### RAW DATA
# # # # # # #

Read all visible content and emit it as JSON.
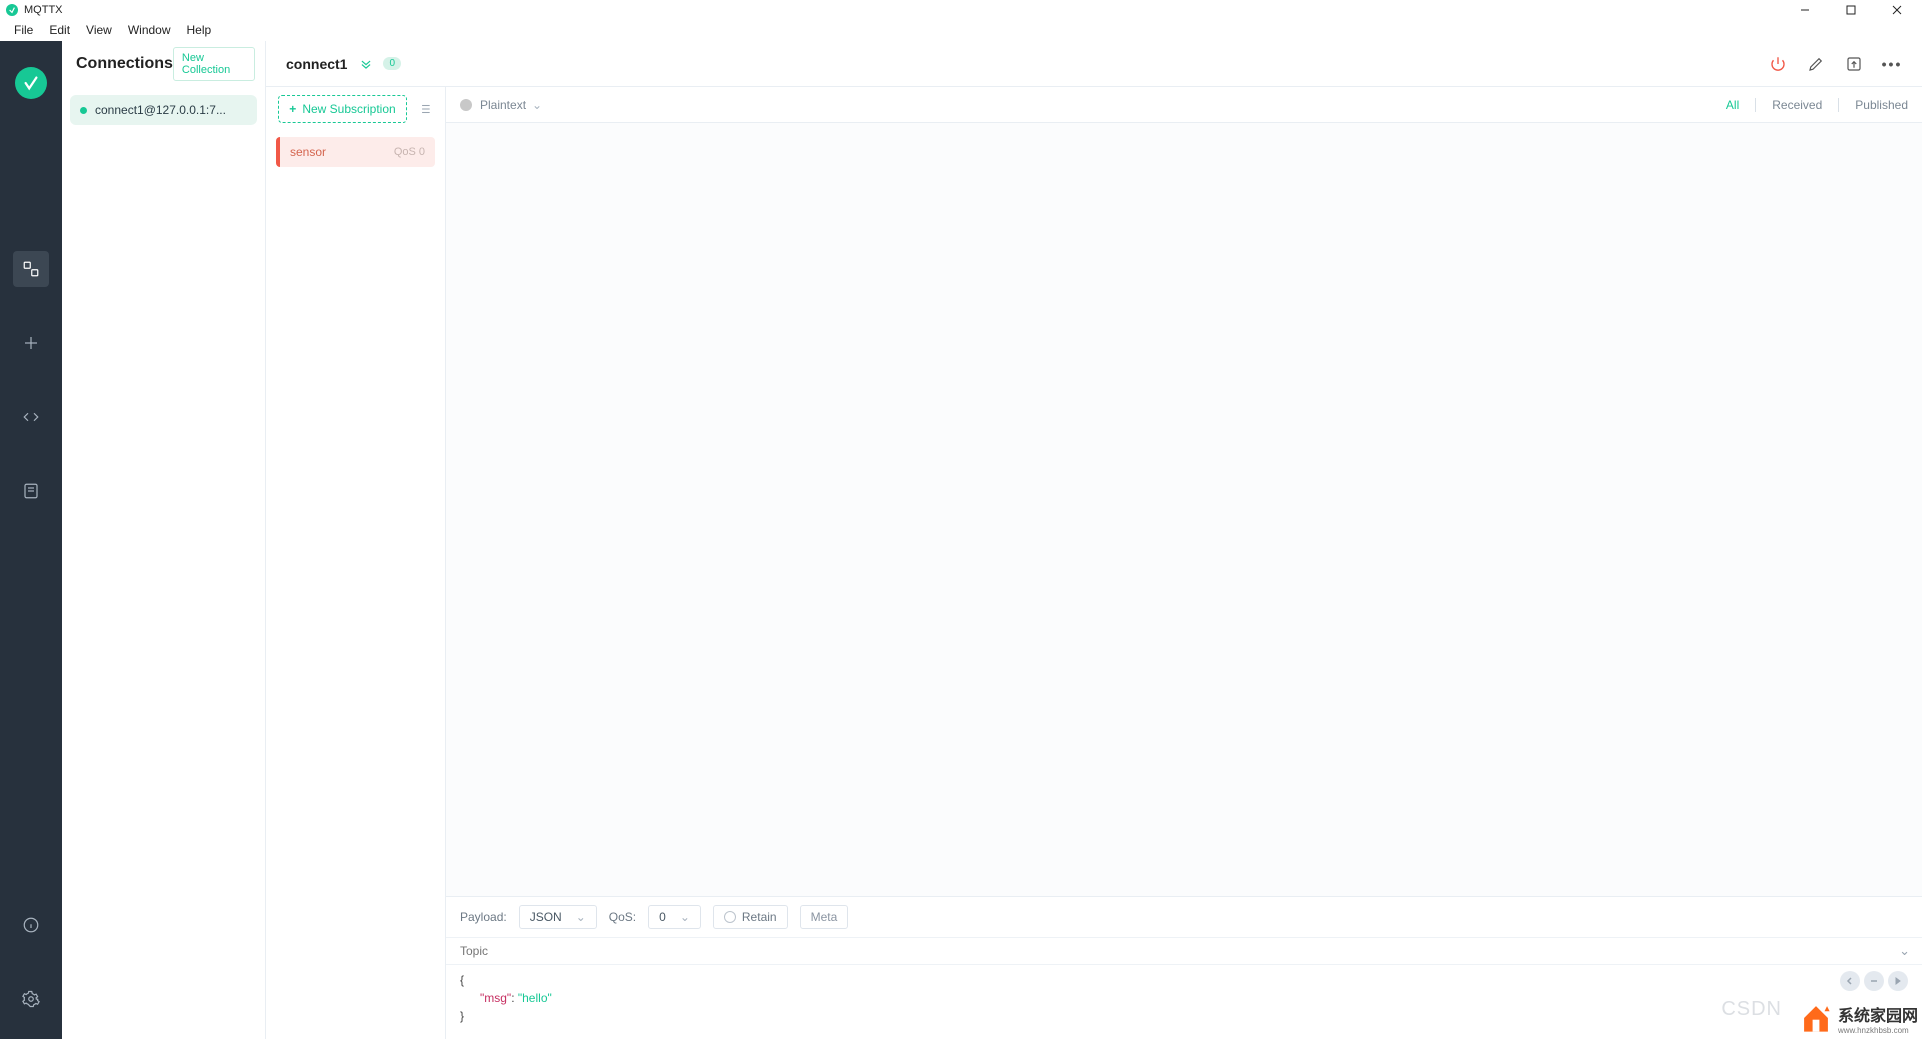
{
  "app_title": "MQTTX",
  "menu": {
    "file": "File",
    "edit": "Edit",
    "view": "View",
    "window": "Window",
    "help": "Help"
  },
  "connections_panel": {
    "title": "Connections",
    "new_collection": "New Collection",
    "items": [
      {
        "label": "connect1@127.0.0.1:7..."
      }
    ]
  },
  "subscriptions": {
    "new_sub": "New Subscription",
    "items": [
      {
        "topic": "sensor",
        "qos": "QoS 0"
      }
    ]
  },
  "main_header": {
    "title": "connect1",
    "badge": "0"
  },
  "message_toolbar": {
    "mode": "Plaintext",
    "tabs": {
      "all": "All",
      "received": "Received",
      "published": "Published"
    }
  },
  "publish": {
    "payload_label": "Payload:",
    "payload_type": "JSON",
    "qos_label": "QoS:",
    "qos_value": "0",
    "retain_label": "Retain",
    "meta_label": "Meta",
    "topic_placeholder": "Topic",
    "payload_key": "\"msg\"",
    "payload_colon": ": ",
    "payload_value": "\"hello\""
  },
  "watermarks": {
    "csdn": "CSDN",
    "brand_cn": "系统家园网",
    "brand_url": "www.hnzkhbsb.com"
  }
}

# # # # # # #

### REQUIRED WORK
Choose all lines containing the string "JSON" and copy them out.

### COMPLETED TASK
Read all visible content and emit it as JSON.
    "payload_type": "JSON",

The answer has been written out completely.